Written problem | Images excluded, repeat each entry below exactly.

(Records)

---+---

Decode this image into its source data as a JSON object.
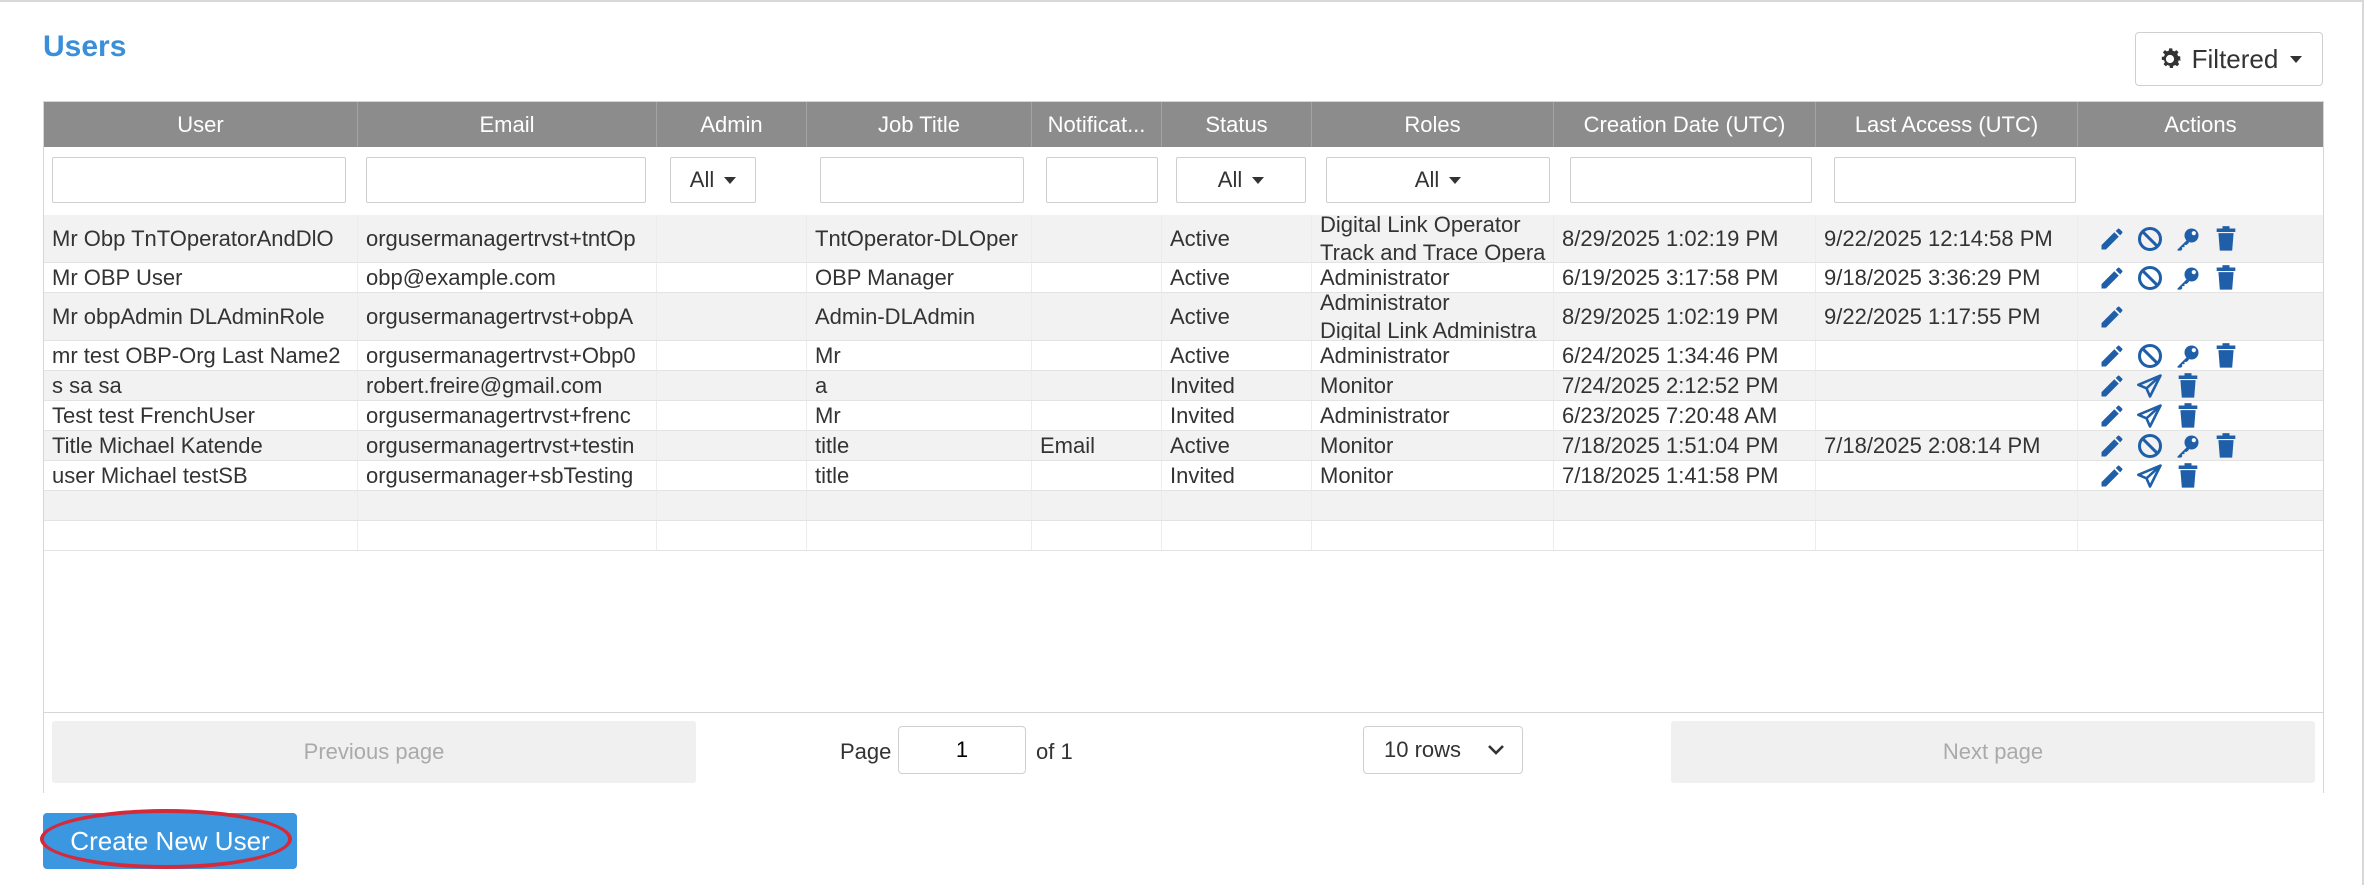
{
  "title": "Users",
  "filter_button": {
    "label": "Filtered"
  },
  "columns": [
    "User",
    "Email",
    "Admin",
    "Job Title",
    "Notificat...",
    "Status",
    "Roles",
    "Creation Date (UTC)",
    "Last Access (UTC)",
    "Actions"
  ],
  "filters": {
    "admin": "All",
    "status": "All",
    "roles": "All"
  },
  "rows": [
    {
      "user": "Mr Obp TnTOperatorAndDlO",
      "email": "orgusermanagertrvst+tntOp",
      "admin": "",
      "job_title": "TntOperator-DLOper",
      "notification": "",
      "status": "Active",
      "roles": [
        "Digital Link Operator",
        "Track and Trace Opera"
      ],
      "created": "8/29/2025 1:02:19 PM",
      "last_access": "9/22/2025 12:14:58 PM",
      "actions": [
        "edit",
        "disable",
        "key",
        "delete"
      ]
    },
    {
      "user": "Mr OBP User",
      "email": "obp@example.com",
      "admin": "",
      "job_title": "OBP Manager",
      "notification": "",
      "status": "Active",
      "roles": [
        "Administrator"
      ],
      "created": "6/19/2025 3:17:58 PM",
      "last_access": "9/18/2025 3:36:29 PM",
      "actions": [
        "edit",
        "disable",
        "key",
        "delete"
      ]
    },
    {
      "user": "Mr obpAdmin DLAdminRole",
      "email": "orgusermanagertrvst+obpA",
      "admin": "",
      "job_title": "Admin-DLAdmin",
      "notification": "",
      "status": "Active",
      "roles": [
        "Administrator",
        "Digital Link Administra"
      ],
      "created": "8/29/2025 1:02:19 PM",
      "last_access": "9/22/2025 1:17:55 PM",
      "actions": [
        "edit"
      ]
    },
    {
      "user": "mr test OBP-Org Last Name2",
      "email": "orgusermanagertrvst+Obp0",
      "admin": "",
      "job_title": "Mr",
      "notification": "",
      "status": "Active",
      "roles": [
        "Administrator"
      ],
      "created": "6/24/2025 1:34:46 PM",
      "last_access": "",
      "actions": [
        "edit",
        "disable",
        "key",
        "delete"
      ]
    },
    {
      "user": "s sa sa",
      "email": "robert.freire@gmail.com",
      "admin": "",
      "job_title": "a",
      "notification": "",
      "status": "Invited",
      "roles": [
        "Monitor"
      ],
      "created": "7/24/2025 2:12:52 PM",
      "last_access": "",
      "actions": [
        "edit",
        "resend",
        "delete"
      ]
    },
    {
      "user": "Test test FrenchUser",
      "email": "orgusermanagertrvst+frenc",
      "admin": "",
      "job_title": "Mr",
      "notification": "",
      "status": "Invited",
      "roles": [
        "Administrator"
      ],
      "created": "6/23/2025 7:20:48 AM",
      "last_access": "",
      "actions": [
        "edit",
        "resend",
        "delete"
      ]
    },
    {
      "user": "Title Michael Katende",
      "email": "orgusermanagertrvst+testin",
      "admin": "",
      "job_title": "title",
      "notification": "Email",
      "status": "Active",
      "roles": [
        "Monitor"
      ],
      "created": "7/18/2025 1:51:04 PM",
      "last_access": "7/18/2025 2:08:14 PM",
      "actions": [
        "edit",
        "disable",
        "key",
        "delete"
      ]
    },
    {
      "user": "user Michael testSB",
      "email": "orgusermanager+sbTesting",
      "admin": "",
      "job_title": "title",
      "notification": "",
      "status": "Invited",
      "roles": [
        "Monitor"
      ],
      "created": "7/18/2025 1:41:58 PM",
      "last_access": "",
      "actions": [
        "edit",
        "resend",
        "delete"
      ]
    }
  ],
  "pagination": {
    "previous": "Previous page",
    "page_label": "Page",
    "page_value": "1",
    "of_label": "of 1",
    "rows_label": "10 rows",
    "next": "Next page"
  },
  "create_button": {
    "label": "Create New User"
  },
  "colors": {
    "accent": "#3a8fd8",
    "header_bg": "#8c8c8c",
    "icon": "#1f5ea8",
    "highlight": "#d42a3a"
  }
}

---+---

Task result |
Decode this image into its source data as a JSON object.
{
  "title": "Users",
  "filter_button": {
    "label": "Filtered"
  },
  "columns": [
    "User",
    "Email",
    "Admin",
    "Job Title",
    "Notificat...",
    "Status",
    "Roles",
    "Creation Date (UTC)",
    "Last Access (UTC)",
    "Actions"
  ],
  "filters": {
    "admin": "All",
    "status": "All",
    "roles": "All"
  },
  "rows": [
    {
      "user": "Mr Obp TnTOperatorAndDlO",
      "email": "orgusermanagertrvst+tntOp",
      "admin": "",
      "job_title": "TntOperator-DLOper",
      "notification": "",
      "status": "Active",
      "roles": [
        "Digital Link Operator",
        "Track and Trace Opera"
      ],
      "created": "8/29/2025 1:02:19 PM",
      "last_access": "9/22/2025 12:14:58 PM",
      "actions": [
        "edit",
        "disable",
        "key",
        "delete"
      ]
    },
    {
      "user": "Mr OBP User",
      "email": "obp@example.com",
      "admin": "",
      "job_title": "OBP Manager",
      "notification": "",
      "status": "Active",
      "roles": [
        "Administrator"
      ],
      "created": "6/19/2025 3:17:58 PM",
      "last_access": "9/18/2025 3:36:29 PM",
      "actions": [
        "edit",
        "disable",
        "key",
        "delete"
      ]
    },
    {
      "user": "Mr obpAdmin DLAdminRole",
      "email": "orgusermanagertrvst+obpA",
      "admin": "",
      "job_title": "Admin-DLAdmin",
      "notification": "",
      "status": "Active",
      "roles": [
        "Administrator",
        "Digital Link Administra"
      ],
      "created": "8/29/2025 1:02:19 PM",
      "last_access": "9/22/2025 1:17:55 PM",
      "actions": [
        "edit"
      ]
    },
    {
      "user": "mr test OBP-Org Last Name2",
      "email": "orgusermanagertrvst+Obp0",
      "admin": "",
      "job_title": "Mr",
      "notification": "",
      "status": "Active",
      "roles": [
        "Administrator"
      ],
      "created": "6/24/2025 1:34:46 PM",
      "last_access": "",
      "actions": [
        "edit",
        "disable",
        "key",
        "delete"
      ]
    },
    {
      "user": "s sa sa",
      "email": "robert.freire@gmail.com",
      "admin": "",
      "job_title": "a",
      "notification": "",
      "status": "Invited",
      "roles": [
        "Monitor"
      ],
      "created": "7/24/2025 2:12:52 PM",
      "last_access": "",
      "actions": [
        "edit",
        "resend",
        "delete"
      ]
    },
    {
      "user": "Test test FrenchUser",
      "email": "orgusermanagertrvst+frenc",
      "admin": "",
      "job_title": "Mr",
      "notification": "",
      "status": "Invited",
      "roles": [
        "Administrator"
      ],
      "created": "6/23/2025 7:20:48 AM",
      "last_access": "",
      "actions": [
        "edit",
        "resend",
        "delete"
      ]
    },
    {
      "user": "Title Michael Katende",
      "email": "orgusermanagertrvst+testin",
      "admin": "",
      "job_title": "title",
      "notification": "Email",
      "status": "Active",
      "roles": [
        "Monitor"
      ],
      "created": "7/18/2025 1:51:04 PM",
      "last_access": "7/18/2025 2:08:14 PM",
      "actions": [
        "edit",
        "disable",
        "key",
        "delete"
      ]
    },
    {
      "user": "user Michael testSB",
      "email": "orgusermanager+sbTesting",
      "admin": "",
      "job_title": "title",
      "notification": "",
      "status": "Invited",
      "roles": [
        "Monitor"
      ],
      "created": "7/18/2025 1:41:58 PM",
      "last_access": "",
      "actions": [
        "edit",
        "resend",
        "delete"
      ]
    }
  ],
  "pagination": {
    "previous": "Previous page",
    "page_label": "Page",
    "page_value": "1",
    "of_label": "of 1",
    "rows_label": "10 rows",
    "next": "Next page"
  },
  "create_button": {
    "label": "Create New User"
  },
  "colors": {
    "accent": "#3a8fd8",
    "header_bg": "#8c8c8c",
    "icon": "#1f5ea8",
    "highlight": "#d42a3a"
  }
}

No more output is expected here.